What the exercise asks:
Of the lines in these entries, how many contain the string "value"? Give the number and nothing else.

Records to use:
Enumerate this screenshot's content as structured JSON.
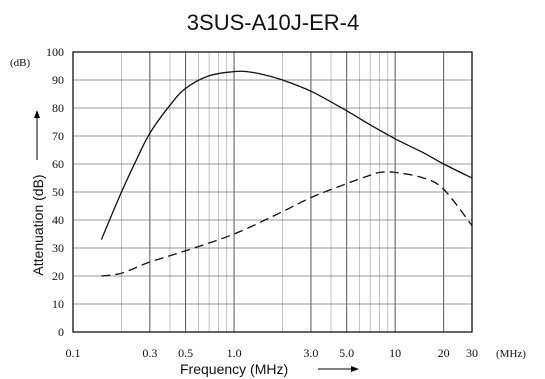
{
  "chart_data": {
    "type": "line",
    "title": "3SUS-A10J-ER-4",
    "xlabel": "Frequency (MHz)",
    "ylabel": "Attenuation (dB)",
    "x_unit": "(MHz)",
    "y_unit": "(dB)",
    "x_scale": "log",
    "xlim": [
      0.1,
      30
    ],
    "ylim": [
      0,
      100
    ],
    "grid": true,
    "x_tick_labels": [
      {
        "value": 0.1,
        "label": "0.1"
      },
      {
        "value": 0.3,
        "label": "0.3"
      },
      {
        "value": 0.5,
        "label": "0.5"
      },
      {
        "value": 1,
        "label": "1.0"
      },
      {
        "value": 3,
        "label": "3.0"
      },
      {
        "value": 5,
        "label": "5.0"
      },
      {
        "value": 10,
        "label": "10"
      },
      {
        "value": 20,
        "label": "20"
      },
      {
        "value": 30,
        "label": "30"
      }
    ],
    "y_ticks": [
      0,
      10,
      20,
      30,
      40,
      50,
      60,
      70,
      80,
      90,
      100
    ],
    "series": [
      {
        "style": "solid",
        "x": [
          0.15,
          0.2,
          0.25,
          0.3,
          0.4,
          0.5,
          0.7,
          1.0,
          1.2,
          1.5,
          2,
          3,
          5,
          7,
          10,
          15,
          20,
          30
        ],
        "y": [
          33,
          50,
          62,
          71,
          81,
          87,
          91.5,
          93,
          93,
          92,
          90,
          86,
          79,
          74,
          69,
          64,
          60,
          55
        ]
      },
      {
        "style": "dashed",
        "x": [
          0.15,
          0.2,
          0.3,
          0.5,
          1.0,
          2,
          3,
          5,
          7,
          8,
          10,
          15,
          20,
          30
        ],
        "y": [
          20,
          21,
          25,
          29,
          35,
          43,
          48,
          53,
          56,
          57,
          57,
          55,
          51,
          38
        ]
      }
    ]
  }
}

Solution for this exercise:
9